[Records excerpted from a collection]
-- -- --

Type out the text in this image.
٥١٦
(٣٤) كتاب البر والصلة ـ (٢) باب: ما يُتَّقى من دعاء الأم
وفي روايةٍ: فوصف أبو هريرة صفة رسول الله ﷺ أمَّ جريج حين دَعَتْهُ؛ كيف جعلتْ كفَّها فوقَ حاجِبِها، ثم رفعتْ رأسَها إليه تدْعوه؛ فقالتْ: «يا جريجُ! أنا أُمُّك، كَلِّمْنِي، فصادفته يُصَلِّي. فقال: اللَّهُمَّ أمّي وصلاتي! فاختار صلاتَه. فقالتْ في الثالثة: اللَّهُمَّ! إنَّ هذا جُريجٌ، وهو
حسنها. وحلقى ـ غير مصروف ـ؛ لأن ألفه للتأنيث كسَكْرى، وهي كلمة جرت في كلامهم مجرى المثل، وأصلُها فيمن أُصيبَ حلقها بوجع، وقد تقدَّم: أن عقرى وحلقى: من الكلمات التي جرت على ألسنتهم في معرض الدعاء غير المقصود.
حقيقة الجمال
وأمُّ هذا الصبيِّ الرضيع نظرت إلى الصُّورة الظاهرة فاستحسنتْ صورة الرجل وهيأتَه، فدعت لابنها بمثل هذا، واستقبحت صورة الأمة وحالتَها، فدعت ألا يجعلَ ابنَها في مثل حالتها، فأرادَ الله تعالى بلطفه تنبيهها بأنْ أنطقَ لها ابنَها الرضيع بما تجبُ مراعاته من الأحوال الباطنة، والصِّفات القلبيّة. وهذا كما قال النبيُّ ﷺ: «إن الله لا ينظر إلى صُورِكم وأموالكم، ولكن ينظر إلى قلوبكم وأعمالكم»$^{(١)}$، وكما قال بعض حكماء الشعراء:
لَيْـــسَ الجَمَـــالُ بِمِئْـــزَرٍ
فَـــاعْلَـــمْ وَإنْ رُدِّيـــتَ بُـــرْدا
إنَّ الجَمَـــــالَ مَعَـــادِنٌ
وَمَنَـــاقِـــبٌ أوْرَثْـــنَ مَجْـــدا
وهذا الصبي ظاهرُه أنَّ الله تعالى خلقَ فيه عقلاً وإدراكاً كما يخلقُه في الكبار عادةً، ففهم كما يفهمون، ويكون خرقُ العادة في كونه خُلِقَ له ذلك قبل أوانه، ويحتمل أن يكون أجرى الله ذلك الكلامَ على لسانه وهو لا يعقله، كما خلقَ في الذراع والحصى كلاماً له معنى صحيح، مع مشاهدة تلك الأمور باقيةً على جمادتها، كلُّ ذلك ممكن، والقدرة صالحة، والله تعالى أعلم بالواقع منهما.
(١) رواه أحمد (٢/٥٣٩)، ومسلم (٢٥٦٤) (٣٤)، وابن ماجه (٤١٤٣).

-- -- --

EXERCISE AIM: All of the records must be repeated exactly.

RESULT:
Type out the text in this image.
٥١٦
(٣٤) كتاب البر والصلة ـ (٢) باب: ما يُتَّقى من دعاء الأم
وفي روايةٍ: فوصف أبو هريرة صفة رسول الله ﷺ أمَّ جريج حين دَعَتْهُ؛ كيف جعلتْ كفَّها فوقَ حاجِبِها، ثم رفعتْ رأسَها إليه تدْعوه؛ فقالتْ: «يا جريجُ! أنا أُمُّك، كَلِّمْنِي، فصادفته يُصَلِّي. فقال: اللَّهُمَّ أمّي وصلاتي! فاختار صلاتَه. فقالتْ في الثالثة: اللَّهُمَّ! إنَّ هذا جُريجٌ، وهو
حسنها. وحلقى ـ غير مصروف ـ؛ لأن ألفه للتأنيث كسَكْرى، وهي كلمة جرت في كلامهم مجرى المثل، وأصلُها فيمن أُصيبَ حلقها بوجع، وقد تقدَّم: أن عقرى وحلقى: من الكلمات التي جرت على ألسنتهم في معرض الدعاء غير المقصود.
حقيقة الجمال
وأمُّ هذا الصبيِّ الرضيع نظرت إلى الصُّورة الظاهرة فاستحسنتْ صورة الرجل وهيأتَه، فدعت لابنها بمثل هذا، واستقبحت صورة الأمة وحالتَها، فدعت ألا يجعلَ ابنَها في مثل حالتها، فأرادَ الله تعالى بلطفه تنبيهها بأنْ أنطقَ لها ابنَها الرضيع بما تجبُ مراعاته من الأحوال الباطنة، والصِّفات القلبيّة. وهذا كما قال النبيُّ ﷺ: «إن الله لا ينظر إلى صُورِكم وأموالكم، ولكن ينظر إلى قلوبكم وأعمالكم»$^{(١)}$، وكما قال بعض حكماء الشعراء:
لَيْـــسَ الجَمَـــالُ بِمِئْـــزَرٍ
فَـــاعْلَـــمْ وَإنْ رُدِّيـــتَ بُـــرْدا
إنَّ الجَمَـــــالَ مَعَـــادِنٌ
وَمَنَـــاقِـــبٌ أوْرَثْـــنَ مَجْـــدا
وهذا الصبي ظاهرُه أنَّ الله تعالى خلقَ فيه عقلاً وإدراكاً كما يخلقُه في الكبار عادةً، ففهم كما يفهمون، ويكون خرقُ العادة في كونه خُلِقَ له ذلك قبل أوانه، ويحتمل أن يكون أجرى الله ذلك الكلامَ على لسانه وهو لا يعقله، كما خلقَ في الذراع والحصى كلاماً له معنى صحيح، مع مشاهدة تلك الأمور باقيةً على جمادتها، كلُّ ذلك ممكن، والقدرة صالحة، والله تعالى أعلم بالواقع منهما.
(١) رواه أحمد (٢/٥٣٩)، ومسلم (٢٥٦٤) (٣٤)، وابن ماجه (٤١٤٣).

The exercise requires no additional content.